[Stored data entries]
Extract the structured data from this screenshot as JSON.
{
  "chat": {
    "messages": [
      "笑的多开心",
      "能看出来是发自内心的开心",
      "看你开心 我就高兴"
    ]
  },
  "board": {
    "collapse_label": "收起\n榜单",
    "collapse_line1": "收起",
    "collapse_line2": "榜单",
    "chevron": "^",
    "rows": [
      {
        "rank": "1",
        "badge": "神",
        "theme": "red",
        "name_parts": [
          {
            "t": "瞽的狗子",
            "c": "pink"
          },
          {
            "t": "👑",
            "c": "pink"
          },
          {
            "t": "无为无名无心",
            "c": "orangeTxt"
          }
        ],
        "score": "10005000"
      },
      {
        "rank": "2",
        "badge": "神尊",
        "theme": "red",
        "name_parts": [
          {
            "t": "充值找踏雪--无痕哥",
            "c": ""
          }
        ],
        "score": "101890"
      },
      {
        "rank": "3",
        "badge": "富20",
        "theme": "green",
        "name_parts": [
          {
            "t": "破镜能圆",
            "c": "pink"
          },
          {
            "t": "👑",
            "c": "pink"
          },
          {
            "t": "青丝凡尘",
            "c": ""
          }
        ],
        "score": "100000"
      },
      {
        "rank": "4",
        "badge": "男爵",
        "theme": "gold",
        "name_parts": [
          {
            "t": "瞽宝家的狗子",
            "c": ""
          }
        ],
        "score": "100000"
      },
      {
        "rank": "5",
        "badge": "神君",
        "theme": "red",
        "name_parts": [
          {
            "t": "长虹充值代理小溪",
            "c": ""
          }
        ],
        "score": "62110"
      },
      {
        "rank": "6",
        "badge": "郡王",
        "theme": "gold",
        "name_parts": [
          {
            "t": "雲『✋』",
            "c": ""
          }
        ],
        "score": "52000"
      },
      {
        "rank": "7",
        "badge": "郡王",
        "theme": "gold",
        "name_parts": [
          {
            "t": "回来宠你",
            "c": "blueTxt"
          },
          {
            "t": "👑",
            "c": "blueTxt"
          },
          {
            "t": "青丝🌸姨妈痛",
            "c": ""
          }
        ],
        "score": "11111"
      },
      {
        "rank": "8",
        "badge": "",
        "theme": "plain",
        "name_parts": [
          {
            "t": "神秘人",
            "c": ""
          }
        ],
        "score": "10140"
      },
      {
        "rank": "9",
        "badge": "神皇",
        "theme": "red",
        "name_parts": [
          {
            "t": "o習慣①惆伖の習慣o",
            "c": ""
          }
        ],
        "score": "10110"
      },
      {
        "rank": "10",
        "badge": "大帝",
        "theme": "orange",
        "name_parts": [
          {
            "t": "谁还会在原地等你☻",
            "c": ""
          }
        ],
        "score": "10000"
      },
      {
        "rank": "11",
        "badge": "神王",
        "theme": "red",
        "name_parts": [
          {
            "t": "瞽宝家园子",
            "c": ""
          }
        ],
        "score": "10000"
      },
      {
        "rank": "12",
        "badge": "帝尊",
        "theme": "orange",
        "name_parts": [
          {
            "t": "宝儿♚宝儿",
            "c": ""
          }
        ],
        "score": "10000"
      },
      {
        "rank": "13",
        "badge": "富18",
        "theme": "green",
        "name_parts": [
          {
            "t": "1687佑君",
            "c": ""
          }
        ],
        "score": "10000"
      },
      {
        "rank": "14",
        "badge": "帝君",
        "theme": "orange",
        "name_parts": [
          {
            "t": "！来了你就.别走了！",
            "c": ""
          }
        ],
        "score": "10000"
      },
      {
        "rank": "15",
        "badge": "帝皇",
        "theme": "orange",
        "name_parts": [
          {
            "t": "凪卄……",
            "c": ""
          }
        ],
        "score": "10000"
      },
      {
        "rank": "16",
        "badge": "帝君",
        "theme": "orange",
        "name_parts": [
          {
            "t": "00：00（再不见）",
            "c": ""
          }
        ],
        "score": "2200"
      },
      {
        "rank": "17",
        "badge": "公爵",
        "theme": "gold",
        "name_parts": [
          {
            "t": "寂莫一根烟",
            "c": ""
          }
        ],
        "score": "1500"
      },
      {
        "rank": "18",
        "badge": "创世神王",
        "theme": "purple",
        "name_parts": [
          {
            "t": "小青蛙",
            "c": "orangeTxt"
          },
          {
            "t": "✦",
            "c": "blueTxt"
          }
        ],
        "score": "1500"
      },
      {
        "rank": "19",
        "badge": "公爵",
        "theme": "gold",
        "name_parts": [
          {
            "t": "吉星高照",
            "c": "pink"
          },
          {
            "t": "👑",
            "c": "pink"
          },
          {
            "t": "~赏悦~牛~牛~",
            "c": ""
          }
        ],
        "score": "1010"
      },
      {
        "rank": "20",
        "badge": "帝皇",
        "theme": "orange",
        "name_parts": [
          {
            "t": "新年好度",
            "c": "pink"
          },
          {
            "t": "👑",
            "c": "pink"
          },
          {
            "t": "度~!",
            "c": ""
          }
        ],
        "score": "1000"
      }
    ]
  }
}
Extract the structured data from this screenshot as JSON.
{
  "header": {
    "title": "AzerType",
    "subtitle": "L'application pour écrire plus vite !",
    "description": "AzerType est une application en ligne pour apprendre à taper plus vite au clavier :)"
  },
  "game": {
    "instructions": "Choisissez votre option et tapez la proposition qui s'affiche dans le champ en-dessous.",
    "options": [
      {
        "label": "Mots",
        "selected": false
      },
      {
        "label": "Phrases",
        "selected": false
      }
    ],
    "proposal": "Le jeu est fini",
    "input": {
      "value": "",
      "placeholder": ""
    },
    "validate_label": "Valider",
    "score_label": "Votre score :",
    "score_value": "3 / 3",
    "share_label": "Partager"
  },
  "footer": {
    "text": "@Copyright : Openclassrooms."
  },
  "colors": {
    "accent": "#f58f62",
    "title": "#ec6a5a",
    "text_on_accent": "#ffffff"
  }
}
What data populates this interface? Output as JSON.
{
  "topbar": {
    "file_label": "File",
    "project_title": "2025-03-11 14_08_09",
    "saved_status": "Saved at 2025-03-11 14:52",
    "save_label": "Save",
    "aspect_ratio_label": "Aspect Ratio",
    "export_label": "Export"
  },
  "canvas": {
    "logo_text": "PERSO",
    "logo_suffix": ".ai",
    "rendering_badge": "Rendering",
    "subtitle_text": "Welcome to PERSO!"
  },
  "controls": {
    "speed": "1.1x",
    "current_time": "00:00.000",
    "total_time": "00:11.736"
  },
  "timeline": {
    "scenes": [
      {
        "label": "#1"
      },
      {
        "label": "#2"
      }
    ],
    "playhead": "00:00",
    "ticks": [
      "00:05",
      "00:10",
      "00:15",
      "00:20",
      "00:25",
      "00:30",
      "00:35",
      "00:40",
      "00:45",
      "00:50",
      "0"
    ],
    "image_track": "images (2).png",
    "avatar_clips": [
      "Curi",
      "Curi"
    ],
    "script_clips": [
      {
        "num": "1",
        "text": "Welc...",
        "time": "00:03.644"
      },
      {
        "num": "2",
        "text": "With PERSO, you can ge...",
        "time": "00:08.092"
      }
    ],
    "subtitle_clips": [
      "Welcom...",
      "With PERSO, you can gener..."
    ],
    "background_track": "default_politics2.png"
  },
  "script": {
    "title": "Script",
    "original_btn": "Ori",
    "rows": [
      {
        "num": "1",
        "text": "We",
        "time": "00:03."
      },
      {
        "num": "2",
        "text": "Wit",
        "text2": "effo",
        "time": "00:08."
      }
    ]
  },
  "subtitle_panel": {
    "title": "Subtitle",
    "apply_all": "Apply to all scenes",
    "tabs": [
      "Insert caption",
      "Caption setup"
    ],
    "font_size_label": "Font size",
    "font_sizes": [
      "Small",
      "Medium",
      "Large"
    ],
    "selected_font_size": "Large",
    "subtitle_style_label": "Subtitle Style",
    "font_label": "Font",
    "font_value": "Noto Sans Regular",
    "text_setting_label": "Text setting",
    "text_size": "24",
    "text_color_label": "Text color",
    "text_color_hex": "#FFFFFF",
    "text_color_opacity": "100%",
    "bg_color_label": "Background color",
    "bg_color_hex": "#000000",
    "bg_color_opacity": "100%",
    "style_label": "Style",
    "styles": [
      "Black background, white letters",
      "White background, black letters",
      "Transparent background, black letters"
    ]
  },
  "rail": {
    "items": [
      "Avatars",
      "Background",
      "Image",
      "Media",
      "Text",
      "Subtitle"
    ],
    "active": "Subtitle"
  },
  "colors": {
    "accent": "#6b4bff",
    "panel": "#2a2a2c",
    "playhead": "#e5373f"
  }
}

→ EXERCISE OBJECTIVE:
Only a number is needed: how many lines of the material above contain "application"?

→ RESULT FOR THIS TASK:
2